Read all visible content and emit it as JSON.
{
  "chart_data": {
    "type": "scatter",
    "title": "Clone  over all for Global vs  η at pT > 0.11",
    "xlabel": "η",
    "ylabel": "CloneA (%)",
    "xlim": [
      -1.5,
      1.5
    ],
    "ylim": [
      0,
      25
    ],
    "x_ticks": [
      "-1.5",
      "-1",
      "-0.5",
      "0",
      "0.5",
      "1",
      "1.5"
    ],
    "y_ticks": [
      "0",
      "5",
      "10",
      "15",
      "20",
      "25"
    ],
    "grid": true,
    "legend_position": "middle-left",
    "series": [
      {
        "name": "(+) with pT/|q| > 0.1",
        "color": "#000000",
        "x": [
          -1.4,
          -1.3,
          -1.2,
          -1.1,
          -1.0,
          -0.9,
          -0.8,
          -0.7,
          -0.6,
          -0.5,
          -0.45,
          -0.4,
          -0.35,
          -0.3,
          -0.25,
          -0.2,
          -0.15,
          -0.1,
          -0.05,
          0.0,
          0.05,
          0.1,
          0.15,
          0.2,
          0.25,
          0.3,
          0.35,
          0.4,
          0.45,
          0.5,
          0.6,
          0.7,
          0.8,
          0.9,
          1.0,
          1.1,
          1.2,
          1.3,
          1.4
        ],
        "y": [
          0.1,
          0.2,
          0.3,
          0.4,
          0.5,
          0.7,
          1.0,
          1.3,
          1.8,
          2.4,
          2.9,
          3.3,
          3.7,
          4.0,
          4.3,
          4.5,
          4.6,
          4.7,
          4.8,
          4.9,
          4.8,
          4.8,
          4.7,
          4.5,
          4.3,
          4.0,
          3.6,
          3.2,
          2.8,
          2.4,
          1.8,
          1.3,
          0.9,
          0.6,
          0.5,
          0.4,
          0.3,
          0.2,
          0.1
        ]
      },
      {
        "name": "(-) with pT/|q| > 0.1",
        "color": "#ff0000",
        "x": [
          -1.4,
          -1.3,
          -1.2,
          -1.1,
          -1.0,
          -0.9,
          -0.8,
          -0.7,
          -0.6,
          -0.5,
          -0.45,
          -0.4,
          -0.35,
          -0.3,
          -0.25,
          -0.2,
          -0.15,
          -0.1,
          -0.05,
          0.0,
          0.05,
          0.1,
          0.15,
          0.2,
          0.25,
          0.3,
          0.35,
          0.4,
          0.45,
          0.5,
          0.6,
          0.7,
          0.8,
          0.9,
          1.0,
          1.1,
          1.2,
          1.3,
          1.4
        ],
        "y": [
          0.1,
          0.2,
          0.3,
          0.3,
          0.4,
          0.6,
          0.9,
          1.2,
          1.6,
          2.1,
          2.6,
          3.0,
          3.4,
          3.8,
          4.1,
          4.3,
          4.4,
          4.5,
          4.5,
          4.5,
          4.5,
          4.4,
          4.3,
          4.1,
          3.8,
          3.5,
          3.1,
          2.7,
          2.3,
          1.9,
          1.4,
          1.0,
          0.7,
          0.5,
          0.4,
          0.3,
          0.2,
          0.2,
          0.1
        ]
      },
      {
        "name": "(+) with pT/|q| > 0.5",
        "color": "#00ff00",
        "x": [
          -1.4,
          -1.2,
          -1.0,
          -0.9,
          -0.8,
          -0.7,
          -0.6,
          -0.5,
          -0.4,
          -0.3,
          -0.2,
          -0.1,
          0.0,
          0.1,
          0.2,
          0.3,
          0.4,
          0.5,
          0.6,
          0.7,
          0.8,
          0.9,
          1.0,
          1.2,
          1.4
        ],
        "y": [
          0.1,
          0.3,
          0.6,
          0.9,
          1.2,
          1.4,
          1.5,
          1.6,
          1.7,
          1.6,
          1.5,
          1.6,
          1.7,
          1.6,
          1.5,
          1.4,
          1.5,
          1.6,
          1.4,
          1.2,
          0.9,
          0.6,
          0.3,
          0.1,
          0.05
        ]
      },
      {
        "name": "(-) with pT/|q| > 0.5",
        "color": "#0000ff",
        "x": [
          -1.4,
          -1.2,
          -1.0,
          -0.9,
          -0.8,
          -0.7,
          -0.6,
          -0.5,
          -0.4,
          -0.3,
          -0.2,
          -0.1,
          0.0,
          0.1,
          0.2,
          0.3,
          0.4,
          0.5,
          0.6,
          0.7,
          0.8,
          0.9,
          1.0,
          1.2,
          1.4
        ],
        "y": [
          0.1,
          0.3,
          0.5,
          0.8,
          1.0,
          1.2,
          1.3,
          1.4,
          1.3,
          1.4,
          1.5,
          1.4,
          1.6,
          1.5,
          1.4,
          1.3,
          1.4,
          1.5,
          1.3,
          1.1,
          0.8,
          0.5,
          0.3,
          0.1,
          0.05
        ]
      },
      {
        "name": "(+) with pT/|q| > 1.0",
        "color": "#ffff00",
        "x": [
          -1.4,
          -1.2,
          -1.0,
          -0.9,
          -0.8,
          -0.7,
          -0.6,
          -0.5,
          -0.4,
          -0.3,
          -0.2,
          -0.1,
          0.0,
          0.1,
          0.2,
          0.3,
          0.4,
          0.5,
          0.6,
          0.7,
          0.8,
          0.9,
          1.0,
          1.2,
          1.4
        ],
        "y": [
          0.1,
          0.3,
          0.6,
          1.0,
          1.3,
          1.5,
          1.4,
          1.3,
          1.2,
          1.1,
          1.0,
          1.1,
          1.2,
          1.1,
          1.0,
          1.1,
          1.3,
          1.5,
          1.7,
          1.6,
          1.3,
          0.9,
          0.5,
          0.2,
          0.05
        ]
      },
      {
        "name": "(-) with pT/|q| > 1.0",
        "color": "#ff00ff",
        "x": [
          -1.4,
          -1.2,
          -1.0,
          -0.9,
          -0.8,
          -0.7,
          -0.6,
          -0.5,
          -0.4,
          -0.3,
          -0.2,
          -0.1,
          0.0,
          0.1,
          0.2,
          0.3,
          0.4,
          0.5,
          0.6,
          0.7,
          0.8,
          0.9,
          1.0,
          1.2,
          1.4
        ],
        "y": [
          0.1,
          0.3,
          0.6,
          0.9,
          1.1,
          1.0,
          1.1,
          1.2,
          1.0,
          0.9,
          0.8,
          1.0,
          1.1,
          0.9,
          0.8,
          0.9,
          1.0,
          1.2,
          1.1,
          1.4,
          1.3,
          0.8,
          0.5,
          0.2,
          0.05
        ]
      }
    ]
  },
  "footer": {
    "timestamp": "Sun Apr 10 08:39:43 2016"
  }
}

....

Task goal
Copy every single line of the material above that holds "color".

Reply
        "color": "#000000",
        "color": "#ff0000",
        "color": "#00ff00",
        "color": "#0000ff",
        "color": "#ffff00",
        "color": "#ff00ff",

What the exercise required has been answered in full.